Tekstfragment:

Rhodus, in de dagen der Oudheid ook wel Ophiusa, Asteria, Trinacria en Corymbia genaamd, is het oostelijkste eiland der Aegésche Zee. Het is 18 Ned. mijl verwijderd van de kust van Klein-Azië (Carië), 78 Ned. mijl lang en 30 breed, hier en daar woest en steenachtig, maar over het geheel zeer vruchtbaar, hoewel slechts gedeeltelijk bebouwd, en draagt eene bergketen, tot welke de Atabyrius (1240 Ned. el hoog) behoort.
De hoofdplaats droeg weleer desgelijks den naam van Rhodus en was aan het noordoostelijk uiteinde gelegen, door vestingwerken omringd en van eene dubbele haven voorzien. Tot de merkwaardigheden behoorde er weleer de Colossus, een koperen standbeeld, aan Helios (den Zonnegod) gewijd en tot de zeven wonderen der wereld gerekend. Hij verhief zich aan den ingang der haven, zoodat, naar men verhaalde, de schepen met volle zeilen tusschen zijne beenen doorvoeren. Dit standbeeld, in 273 vóór Chr. door Chares vervaardigd, had eene hoogte van 70 oude ellen en kostte 300 talenten. Het werd in 222 vóór Chr. door eene aardbeving omver geworpen. Latere schrijvers vermelden, dat het weer is opgerigt en met het borstbeeld van keizer Commodes gekroond. In 672 verkochten de Sarracenen de stukken koper aan een Jood, die er 900 kameelen mede bevrachtte. Andere steden der oudheid op Rhodus waren Camyrus en Jalysus met een kasteel, Ochyroma aan de westkust en Lindus aan de oostkust.

Opgave:
Wie vervaardigde volgens het fragment over Rhodus de Colossus? Baseer je uitsluitend op het fragment over Rhodus.

Een blok gegevens
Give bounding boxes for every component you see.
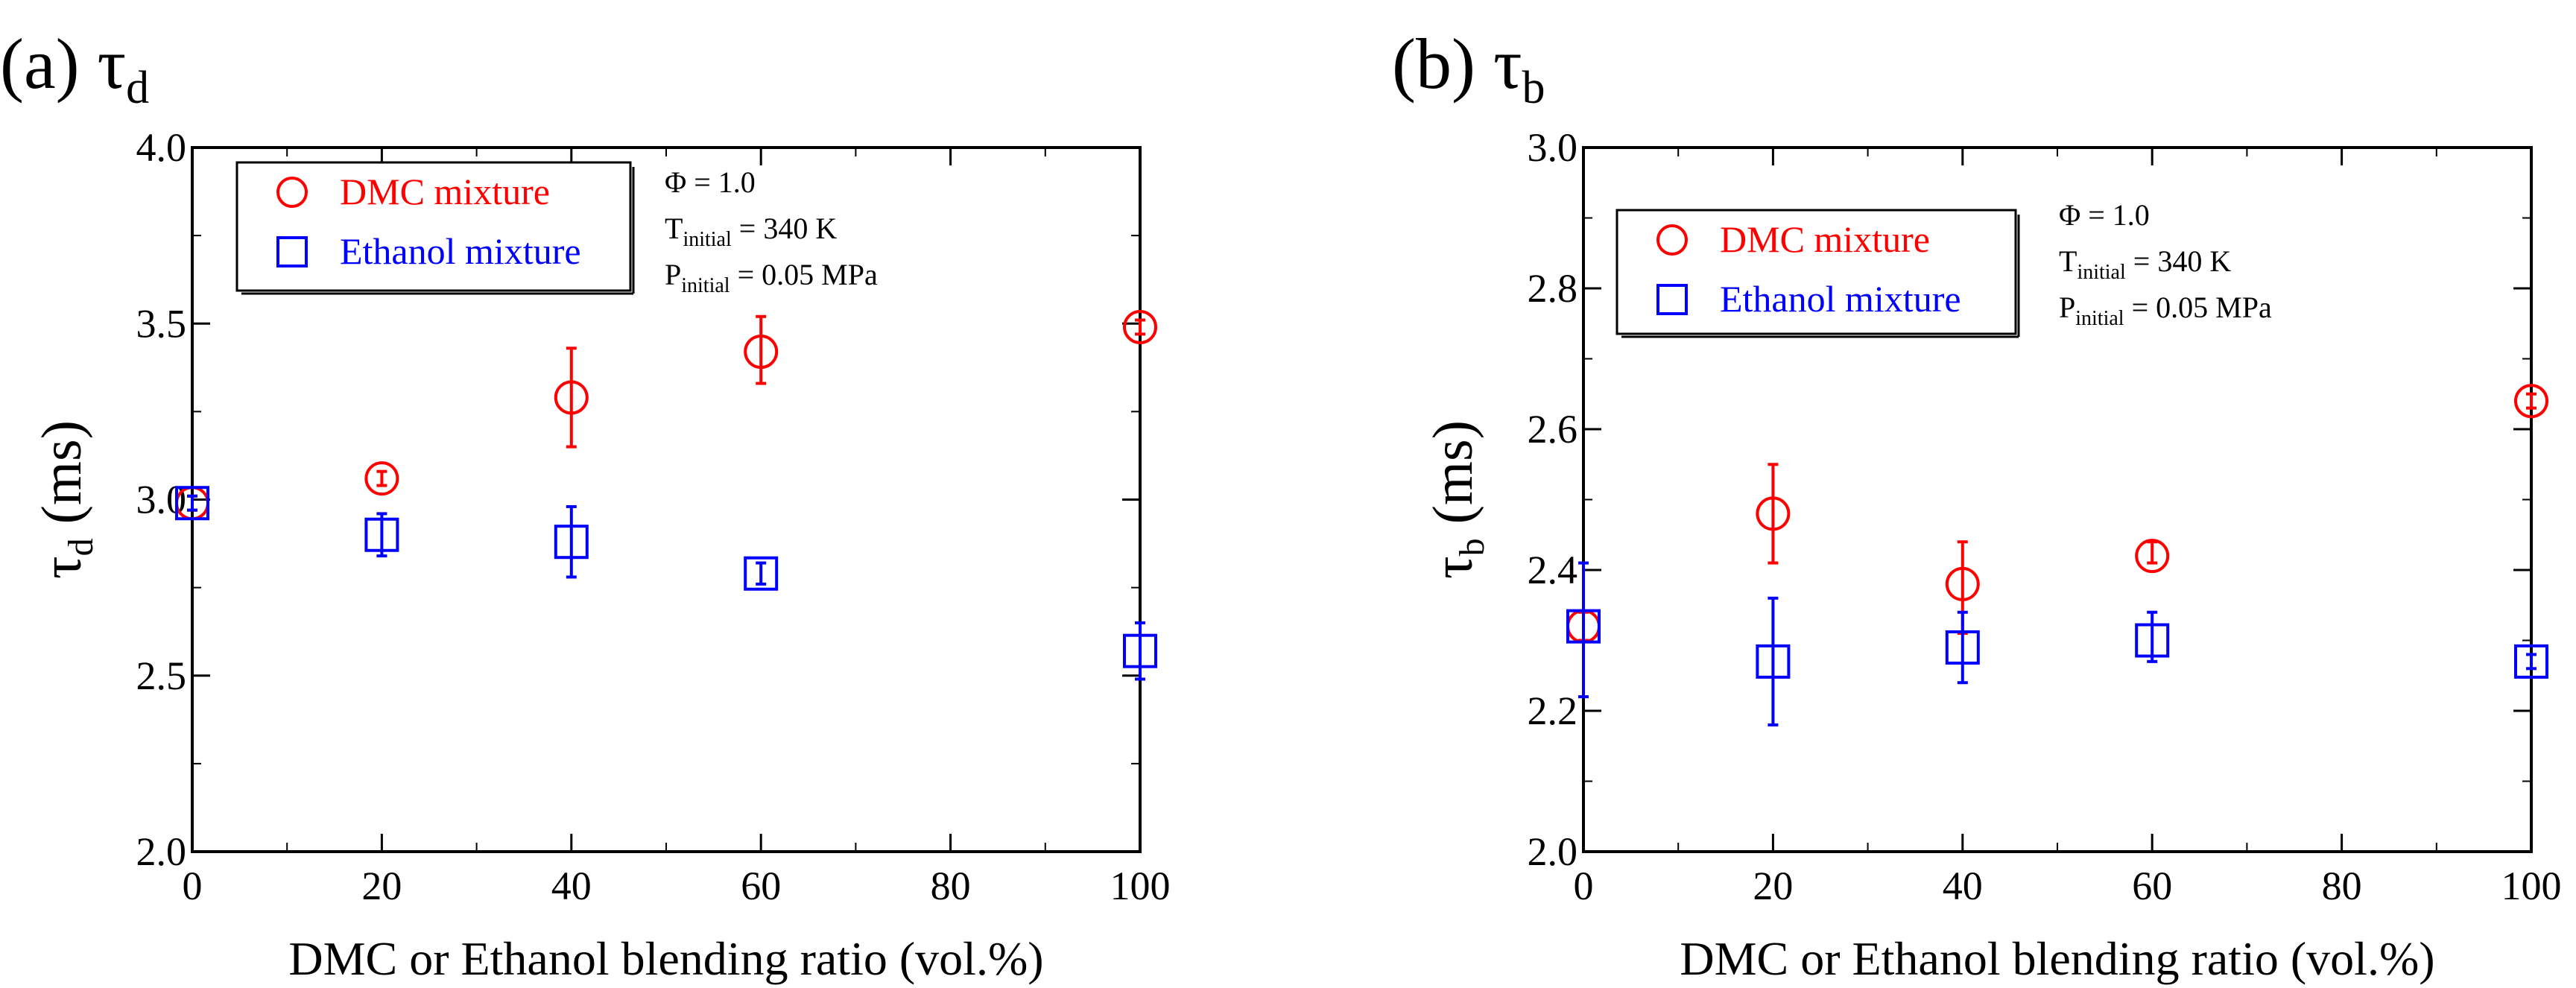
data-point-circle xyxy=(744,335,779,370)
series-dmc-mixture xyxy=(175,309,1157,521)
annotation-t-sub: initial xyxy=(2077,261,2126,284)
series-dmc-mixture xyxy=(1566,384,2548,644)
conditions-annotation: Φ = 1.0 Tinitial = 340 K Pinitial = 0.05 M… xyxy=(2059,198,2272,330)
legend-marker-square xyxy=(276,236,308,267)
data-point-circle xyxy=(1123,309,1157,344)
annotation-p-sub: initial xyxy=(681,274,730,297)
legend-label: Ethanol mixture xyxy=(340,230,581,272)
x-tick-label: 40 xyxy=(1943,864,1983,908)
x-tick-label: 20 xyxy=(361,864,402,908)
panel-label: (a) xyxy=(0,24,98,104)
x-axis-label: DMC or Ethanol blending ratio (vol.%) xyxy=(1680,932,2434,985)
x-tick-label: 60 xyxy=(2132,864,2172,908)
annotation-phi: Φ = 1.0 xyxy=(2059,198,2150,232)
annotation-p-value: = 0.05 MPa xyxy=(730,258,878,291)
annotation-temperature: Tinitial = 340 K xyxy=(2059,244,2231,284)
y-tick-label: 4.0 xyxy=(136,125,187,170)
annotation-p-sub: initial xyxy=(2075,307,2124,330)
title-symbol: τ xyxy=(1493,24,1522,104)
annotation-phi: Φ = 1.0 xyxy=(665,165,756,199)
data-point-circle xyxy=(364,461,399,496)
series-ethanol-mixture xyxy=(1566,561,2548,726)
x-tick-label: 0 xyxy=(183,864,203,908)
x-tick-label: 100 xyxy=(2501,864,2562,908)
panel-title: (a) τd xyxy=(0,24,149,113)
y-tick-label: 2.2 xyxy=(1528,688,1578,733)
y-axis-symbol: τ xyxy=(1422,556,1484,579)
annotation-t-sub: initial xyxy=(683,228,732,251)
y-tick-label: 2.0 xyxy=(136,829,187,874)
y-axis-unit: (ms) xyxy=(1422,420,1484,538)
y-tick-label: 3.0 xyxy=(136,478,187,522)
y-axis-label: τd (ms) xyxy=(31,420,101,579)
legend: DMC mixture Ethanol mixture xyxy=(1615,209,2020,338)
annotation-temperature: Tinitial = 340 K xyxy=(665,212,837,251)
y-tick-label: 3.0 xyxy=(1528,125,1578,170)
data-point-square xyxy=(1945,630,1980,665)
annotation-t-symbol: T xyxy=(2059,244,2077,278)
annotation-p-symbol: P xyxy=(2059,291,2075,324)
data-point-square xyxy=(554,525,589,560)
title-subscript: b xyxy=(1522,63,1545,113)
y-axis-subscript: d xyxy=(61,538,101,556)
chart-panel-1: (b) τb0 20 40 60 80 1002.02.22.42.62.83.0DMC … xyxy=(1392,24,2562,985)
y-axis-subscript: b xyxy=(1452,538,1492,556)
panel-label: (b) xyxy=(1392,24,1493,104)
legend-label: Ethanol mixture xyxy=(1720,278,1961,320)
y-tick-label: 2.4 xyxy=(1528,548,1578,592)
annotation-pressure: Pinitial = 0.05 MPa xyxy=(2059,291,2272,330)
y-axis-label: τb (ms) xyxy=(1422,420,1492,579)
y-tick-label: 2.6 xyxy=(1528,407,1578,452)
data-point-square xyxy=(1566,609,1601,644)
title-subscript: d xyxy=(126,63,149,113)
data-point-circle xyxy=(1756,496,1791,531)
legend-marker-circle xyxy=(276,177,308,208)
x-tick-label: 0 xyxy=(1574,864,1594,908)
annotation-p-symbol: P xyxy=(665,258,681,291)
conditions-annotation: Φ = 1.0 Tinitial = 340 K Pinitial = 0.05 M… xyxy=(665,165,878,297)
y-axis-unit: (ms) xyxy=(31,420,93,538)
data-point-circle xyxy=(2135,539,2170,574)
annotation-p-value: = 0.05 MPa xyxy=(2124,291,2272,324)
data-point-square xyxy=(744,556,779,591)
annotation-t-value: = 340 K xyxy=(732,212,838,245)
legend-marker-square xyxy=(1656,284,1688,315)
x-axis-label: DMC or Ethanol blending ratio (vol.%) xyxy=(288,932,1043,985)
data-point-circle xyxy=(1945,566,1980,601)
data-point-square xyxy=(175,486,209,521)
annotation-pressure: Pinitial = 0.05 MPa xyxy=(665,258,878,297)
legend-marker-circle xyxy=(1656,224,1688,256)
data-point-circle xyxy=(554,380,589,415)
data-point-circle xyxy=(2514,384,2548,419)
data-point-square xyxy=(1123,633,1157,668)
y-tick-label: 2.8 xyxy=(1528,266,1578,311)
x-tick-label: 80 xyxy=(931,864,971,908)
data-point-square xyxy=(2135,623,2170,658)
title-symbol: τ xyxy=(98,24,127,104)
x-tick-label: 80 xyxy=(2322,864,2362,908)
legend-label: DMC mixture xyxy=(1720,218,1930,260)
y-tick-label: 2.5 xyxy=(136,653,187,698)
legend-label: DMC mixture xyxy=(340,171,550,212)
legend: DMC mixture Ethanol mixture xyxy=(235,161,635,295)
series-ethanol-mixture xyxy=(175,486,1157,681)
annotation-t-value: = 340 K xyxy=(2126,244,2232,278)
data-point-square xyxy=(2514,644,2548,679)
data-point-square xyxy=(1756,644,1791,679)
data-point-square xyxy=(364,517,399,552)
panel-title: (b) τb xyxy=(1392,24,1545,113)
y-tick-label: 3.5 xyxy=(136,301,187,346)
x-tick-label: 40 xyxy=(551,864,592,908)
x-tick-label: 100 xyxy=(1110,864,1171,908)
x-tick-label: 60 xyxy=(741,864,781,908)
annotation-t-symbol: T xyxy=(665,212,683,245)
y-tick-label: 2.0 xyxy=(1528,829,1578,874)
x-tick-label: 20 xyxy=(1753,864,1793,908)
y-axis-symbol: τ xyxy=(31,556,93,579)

Uitwerking opgave:
Chares vervaardigde de Colossus, in 273 vóór Chr.